Goal
From the records below, give the number of lines that contain the string "nella", without any other text.

————————

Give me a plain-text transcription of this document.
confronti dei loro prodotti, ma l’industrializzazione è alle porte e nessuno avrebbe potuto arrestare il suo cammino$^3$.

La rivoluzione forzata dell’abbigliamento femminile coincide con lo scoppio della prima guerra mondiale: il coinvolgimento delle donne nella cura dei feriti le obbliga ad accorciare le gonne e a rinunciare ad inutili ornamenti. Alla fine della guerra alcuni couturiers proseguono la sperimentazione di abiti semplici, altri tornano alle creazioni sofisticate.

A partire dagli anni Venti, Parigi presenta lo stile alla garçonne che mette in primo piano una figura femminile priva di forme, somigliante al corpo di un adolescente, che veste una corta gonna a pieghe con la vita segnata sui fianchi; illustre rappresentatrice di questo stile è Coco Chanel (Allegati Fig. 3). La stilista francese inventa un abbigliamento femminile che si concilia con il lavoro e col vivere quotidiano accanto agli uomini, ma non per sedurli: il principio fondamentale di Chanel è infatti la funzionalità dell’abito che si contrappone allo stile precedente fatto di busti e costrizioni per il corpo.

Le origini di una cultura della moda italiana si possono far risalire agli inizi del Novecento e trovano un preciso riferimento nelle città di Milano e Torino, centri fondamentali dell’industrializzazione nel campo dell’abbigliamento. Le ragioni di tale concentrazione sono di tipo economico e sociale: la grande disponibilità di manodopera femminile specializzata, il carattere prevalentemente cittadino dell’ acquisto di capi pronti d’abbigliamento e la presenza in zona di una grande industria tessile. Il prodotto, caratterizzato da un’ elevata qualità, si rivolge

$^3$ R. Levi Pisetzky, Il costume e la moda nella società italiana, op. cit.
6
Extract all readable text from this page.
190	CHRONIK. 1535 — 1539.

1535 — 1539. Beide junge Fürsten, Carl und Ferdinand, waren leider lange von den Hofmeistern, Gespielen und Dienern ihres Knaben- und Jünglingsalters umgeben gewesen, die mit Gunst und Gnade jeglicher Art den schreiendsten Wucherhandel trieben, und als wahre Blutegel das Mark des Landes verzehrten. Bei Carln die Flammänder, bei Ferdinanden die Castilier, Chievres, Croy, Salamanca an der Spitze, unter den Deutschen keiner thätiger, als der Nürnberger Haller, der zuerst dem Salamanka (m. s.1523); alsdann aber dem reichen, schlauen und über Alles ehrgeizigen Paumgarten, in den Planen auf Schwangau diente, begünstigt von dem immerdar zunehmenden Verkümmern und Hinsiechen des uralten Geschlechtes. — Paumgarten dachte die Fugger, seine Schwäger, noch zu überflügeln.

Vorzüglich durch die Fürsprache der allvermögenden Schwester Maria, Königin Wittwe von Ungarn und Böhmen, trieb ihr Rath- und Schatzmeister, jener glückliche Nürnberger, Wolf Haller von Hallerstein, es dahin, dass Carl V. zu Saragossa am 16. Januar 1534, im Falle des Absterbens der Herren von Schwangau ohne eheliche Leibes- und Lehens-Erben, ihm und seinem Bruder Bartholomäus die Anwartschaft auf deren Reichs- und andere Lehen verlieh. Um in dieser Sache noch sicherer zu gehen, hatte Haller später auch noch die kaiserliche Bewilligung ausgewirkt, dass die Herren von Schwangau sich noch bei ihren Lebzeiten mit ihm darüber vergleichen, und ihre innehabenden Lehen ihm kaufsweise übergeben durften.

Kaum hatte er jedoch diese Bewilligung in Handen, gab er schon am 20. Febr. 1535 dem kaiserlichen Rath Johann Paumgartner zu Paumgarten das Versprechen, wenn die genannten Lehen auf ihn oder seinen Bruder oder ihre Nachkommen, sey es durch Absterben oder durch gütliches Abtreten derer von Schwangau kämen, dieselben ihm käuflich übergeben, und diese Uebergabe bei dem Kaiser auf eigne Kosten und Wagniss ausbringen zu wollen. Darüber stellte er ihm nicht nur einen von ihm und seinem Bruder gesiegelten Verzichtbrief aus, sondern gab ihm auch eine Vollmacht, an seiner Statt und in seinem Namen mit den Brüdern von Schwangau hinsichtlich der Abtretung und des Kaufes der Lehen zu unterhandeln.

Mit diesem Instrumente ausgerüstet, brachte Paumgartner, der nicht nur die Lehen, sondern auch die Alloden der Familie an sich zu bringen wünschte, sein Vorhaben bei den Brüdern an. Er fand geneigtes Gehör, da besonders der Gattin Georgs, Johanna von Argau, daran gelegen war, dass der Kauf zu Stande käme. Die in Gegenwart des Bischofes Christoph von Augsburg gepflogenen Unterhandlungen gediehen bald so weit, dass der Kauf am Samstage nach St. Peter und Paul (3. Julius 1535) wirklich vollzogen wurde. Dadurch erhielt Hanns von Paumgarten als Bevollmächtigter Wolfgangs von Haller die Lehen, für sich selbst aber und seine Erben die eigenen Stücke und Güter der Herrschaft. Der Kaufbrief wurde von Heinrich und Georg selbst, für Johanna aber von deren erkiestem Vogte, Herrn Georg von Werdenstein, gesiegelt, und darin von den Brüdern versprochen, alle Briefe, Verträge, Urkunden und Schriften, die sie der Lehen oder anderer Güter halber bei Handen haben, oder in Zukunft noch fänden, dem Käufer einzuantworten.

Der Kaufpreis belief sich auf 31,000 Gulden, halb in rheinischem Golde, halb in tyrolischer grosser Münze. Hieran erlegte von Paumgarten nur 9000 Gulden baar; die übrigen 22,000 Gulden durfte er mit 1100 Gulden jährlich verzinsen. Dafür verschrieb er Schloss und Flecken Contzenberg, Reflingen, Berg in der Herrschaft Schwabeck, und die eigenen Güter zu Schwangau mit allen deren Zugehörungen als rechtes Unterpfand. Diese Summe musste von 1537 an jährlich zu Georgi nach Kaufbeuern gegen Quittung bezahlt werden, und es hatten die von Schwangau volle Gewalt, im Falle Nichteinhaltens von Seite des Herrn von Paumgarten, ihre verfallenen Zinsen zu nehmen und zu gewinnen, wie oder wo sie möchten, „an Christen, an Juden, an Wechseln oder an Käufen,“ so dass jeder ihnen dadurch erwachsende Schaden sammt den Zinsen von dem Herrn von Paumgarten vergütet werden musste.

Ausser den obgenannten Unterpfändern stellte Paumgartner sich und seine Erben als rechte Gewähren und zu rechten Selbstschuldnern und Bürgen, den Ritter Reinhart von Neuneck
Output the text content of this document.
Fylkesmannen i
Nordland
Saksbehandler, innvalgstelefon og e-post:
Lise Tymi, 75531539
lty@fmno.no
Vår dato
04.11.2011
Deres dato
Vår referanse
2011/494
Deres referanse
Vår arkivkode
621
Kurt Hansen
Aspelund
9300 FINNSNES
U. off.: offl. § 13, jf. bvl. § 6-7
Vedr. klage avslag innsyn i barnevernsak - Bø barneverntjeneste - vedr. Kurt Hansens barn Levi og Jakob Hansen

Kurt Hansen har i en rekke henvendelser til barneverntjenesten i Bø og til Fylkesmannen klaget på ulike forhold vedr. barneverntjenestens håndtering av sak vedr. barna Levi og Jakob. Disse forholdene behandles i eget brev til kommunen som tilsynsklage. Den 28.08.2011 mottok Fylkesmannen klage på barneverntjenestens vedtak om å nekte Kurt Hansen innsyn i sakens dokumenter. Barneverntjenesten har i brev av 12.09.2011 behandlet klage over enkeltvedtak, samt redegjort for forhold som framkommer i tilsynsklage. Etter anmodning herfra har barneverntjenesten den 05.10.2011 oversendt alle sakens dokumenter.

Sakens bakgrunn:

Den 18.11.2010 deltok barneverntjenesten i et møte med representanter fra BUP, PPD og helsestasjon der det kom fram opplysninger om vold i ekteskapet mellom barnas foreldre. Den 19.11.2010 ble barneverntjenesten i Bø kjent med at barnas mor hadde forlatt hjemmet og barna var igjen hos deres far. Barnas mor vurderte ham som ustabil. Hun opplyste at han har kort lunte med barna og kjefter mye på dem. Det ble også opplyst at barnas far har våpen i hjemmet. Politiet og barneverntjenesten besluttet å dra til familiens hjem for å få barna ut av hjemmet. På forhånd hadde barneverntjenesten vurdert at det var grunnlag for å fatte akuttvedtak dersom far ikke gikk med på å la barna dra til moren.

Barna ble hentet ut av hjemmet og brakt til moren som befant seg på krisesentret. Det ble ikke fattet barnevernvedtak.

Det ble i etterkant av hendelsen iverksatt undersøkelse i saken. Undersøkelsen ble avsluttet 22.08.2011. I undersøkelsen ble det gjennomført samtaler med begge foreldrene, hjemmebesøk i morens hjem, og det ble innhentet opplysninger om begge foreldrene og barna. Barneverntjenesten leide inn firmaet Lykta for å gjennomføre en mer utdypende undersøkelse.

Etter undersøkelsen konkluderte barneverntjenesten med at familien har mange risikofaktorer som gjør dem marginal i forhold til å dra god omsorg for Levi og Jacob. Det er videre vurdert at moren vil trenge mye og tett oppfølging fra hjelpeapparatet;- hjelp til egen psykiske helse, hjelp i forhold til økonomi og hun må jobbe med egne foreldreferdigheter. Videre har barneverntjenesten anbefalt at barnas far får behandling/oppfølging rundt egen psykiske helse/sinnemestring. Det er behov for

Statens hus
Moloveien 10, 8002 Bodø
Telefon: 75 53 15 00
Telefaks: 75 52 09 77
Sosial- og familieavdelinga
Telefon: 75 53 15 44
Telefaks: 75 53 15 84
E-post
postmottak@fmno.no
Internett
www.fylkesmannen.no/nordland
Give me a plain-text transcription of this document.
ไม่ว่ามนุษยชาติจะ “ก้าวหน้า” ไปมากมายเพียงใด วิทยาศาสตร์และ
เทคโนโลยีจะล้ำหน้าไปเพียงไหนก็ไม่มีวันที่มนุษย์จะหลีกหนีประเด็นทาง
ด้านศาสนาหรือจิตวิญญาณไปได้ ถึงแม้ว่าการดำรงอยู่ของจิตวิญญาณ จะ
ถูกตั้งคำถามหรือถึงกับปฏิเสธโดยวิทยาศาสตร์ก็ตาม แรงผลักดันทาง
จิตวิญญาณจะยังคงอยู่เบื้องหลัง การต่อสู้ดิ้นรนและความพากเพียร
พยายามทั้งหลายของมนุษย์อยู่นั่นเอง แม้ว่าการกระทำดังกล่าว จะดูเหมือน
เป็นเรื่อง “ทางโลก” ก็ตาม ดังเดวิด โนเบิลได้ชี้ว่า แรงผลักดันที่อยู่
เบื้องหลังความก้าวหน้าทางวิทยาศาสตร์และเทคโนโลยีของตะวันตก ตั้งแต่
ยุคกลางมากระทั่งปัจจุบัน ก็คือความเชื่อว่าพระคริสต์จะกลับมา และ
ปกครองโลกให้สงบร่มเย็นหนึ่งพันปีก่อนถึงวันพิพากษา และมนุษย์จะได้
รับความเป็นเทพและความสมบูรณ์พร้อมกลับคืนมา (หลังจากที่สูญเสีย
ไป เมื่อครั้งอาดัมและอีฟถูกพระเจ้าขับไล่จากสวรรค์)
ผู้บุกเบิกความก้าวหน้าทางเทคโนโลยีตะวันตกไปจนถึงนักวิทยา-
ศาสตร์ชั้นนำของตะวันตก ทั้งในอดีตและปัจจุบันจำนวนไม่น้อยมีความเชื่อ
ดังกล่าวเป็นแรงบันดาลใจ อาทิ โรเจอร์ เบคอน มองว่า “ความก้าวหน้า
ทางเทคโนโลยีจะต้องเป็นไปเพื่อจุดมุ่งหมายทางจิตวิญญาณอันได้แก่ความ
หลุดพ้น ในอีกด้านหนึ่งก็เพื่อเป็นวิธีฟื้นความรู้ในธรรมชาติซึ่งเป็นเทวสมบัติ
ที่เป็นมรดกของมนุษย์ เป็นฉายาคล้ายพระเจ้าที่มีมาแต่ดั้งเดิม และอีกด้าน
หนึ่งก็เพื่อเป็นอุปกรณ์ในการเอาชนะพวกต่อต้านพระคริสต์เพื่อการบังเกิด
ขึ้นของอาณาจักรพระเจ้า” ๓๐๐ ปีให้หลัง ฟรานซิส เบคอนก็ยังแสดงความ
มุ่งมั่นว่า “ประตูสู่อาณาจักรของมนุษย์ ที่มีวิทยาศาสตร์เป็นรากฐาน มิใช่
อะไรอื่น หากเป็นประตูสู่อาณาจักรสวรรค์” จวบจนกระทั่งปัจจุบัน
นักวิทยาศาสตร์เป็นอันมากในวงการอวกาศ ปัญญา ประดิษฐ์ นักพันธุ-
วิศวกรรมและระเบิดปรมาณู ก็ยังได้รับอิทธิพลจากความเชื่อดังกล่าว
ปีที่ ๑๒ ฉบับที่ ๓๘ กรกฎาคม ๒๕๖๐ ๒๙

————————

Exercise response
2